• [Task prompt]: Find all lines in the listing that include the word "this", then copy them.
################
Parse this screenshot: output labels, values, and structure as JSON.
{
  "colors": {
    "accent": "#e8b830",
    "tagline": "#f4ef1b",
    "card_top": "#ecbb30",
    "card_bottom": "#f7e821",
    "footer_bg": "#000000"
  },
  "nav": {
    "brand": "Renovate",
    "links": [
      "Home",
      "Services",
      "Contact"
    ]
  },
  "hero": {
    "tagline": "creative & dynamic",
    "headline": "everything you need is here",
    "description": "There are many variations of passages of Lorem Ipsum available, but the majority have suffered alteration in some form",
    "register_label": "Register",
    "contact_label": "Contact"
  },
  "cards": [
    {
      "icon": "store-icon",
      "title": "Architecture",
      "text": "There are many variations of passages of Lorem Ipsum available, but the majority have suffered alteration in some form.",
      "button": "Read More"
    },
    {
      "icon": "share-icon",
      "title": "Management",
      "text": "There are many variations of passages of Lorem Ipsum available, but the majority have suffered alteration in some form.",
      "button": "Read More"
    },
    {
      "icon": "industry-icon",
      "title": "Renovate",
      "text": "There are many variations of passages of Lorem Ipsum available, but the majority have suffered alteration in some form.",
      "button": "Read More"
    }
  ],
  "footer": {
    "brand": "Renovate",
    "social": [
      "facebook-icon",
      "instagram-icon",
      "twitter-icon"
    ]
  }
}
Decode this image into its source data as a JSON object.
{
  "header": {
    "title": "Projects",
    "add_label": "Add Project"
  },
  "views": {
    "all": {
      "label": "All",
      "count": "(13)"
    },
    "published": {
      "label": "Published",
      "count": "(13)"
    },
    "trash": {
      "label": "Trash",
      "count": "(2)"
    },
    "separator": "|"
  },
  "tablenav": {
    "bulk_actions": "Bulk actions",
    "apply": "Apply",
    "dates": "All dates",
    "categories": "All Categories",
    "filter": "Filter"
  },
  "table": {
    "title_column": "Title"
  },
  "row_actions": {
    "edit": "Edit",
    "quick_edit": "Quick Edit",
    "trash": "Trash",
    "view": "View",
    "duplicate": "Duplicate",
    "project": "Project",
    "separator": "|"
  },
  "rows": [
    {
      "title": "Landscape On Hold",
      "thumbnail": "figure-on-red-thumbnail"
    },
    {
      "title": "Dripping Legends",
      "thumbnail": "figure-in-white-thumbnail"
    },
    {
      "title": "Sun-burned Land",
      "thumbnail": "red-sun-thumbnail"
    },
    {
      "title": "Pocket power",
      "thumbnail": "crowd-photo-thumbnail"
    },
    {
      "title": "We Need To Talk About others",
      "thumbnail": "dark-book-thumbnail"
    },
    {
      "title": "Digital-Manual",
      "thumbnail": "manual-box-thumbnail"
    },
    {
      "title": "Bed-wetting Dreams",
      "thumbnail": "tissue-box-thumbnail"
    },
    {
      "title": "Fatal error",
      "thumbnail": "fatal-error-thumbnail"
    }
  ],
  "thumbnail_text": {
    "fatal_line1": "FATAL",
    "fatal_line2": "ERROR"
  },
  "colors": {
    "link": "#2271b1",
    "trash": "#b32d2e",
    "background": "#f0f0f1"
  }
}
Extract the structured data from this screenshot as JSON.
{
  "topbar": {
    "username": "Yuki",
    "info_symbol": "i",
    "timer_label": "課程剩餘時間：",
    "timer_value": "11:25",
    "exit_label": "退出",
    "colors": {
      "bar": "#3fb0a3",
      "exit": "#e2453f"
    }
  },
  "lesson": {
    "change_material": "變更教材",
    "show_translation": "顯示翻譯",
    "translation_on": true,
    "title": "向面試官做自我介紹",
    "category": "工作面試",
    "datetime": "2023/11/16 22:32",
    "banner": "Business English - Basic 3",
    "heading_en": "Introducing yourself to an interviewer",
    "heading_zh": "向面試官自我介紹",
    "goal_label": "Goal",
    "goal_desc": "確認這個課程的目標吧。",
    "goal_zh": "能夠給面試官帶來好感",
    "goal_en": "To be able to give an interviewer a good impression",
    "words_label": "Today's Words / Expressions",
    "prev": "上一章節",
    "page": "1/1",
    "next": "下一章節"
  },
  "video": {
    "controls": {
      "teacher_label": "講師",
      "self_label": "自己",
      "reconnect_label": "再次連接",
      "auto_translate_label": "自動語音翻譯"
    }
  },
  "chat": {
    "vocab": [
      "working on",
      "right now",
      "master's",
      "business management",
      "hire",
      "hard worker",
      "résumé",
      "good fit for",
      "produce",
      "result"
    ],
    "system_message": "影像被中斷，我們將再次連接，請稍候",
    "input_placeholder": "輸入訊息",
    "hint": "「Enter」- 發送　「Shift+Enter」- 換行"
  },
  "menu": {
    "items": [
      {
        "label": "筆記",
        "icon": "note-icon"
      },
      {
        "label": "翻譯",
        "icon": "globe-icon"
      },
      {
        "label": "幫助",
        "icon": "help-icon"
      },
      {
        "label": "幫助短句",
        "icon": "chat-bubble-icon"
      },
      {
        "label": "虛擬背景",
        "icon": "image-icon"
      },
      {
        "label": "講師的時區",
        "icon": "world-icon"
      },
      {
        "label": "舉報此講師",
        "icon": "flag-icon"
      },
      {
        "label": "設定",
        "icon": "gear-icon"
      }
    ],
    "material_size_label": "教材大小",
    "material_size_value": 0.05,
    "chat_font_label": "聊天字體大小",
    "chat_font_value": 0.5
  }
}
################
• [Answer to the task]:
Parse this screenshot: output labels, values, and structure as JSON.
Decode this image into its source data as a JSON object.
Extract the structured data from this screenshot as JSON.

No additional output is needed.